→ **Record set**:
═══

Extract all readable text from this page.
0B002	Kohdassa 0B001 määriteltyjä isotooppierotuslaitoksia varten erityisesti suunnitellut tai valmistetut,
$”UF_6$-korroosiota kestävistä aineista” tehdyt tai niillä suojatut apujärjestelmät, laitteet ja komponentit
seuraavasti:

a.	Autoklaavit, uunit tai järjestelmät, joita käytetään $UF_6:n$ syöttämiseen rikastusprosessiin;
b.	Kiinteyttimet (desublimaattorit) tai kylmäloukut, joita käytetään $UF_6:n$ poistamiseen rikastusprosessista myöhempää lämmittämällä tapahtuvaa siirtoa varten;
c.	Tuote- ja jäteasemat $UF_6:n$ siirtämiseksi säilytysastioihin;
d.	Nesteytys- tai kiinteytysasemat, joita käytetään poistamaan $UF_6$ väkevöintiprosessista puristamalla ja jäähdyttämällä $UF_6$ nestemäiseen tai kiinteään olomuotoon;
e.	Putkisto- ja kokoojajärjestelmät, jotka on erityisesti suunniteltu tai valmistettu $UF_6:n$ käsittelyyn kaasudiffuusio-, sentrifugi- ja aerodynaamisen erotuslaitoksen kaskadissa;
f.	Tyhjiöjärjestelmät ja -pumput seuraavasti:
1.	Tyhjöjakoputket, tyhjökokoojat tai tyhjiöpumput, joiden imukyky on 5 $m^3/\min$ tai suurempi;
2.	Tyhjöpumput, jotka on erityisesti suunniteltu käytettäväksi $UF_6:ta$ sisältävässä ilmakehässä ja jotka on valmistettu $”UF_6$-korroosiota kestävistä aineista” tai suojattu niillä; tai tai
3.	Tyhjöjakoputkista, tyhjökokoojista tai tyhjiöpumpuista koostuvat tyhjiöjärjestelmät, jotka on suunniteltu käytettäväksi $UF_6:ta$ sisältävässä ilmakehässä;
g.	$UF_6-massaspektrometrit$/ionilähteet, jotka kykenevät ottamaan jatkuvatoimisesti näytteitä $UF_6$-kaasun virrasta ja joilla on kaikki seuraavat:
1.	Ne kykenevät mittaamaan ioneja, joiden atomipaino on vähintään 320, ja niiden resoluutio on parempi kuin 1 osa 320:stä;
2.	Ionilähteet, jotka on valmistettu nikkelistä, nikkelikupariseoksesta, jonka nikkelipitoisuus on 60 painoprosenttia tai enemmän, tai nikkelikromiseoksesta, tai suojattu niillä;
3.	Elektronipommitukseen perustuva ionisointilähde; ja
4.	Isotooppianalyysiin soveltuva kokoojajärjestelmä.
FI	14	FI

═══

→ **What the task requires**: Transcribe the full listing above without leaving anything out.

→ **Response for this exercise**:
Extract all readable text from this page.
0B002	Kohdassa 0B001 määriteltyjä isotooppierotuslaitoksia varten erityisesti suunnitellut tai valmistetut,
$”UF_6$-korroosiota kestävistä aineista” tehdyt tai niillä suojatut apujärjestelmät, laitteet ja komponentit
seuraavasti:

a.	Autoklaavit, uunit tai järjestelmät, joita käytetään $UF_6:n$ syöttämiseen rikastusprosessiin;
b.	Kiinteyttimet (desublimaattorit) tai kylmäloukut, joita käytetään $UF_6:n$ poistamiseen rikastusprosessista myöhempää lämmittämällä tapahtuvaa siirtoa varten;
c.	Tuote- ja jäteasemat $UF_6:n$ siirtämiseksi säilytysastioihin;
d.	Nesteytys- tai kiinteytysasemat, joita käytetään poistamaan $UF_6$ väkevöintiprosessista puristamalla ja jäähdyttämällä $UF_6$ nestemäiseen tai kiinteään olomuotoon;
e.	Putkisto- ja kokoojajärjestelmät, jotka on erityisesti suunniteltu tai valmistettu $UF_6:n$ käsittelyyn kaasudiffuusio-, sentrifugi- ja aerodynaamisen erotuslaitoksen kaskadissa;
f.	Tyhjiöjärjestelmät ja -pumput seuraavasti:
1.	Tyhjöjakoputket, tyhjökokoojat tai tyhjiöpumput, joiden imukyky on 5 $m^3/\min$ tai suurempi;
2.	Tyhjöpumput, jotka on erityisesti suunniteltu käytettäväksi $UF_6:ta$ sisältävässä ilmakehässä ja jotka on valmistettu $”UF_6$-korroosiota kestävistä aineista” tai suojattu niillä; tai tai
3.	Tyhjöjakoputkista, tyhjökokoojista tai tyhjiöpumpuista koostuvat tyhjiöjärjestelmät, jotka on suunniteltu käytettäväksi $UF_6:ta$ sisältävässä ilmakehässä;
g.	$UF_6-massaspektrometrit$/ionilähteet, jotka kykenevät ottamaan jatkuvatoimisesti näytteitä $UF_6$-kaasun virrasta ja joilla on kaikki seuraavat:
1.	Ne kykenevät mittaamaan ioneja, joiden atomipaino on vähintään 320, ja niiden resoluutio on parempi kuin 1 osa 320:stä;
2.	Ionilähteet, jotka on valmistettu nikkelistä, nikkelikupariseoksesta, jonka nikkelipitoisuus on 60 painoprosenttia tai enemmän, tai nikkelikromiseoksesta, tai suojattu niillä;
3.	Elektronipommitukseen perustuva ionisointilähde; ja
4.	Isotooppianalyysiin soveltuva kokoojajärjestelmä.
FI	14	FI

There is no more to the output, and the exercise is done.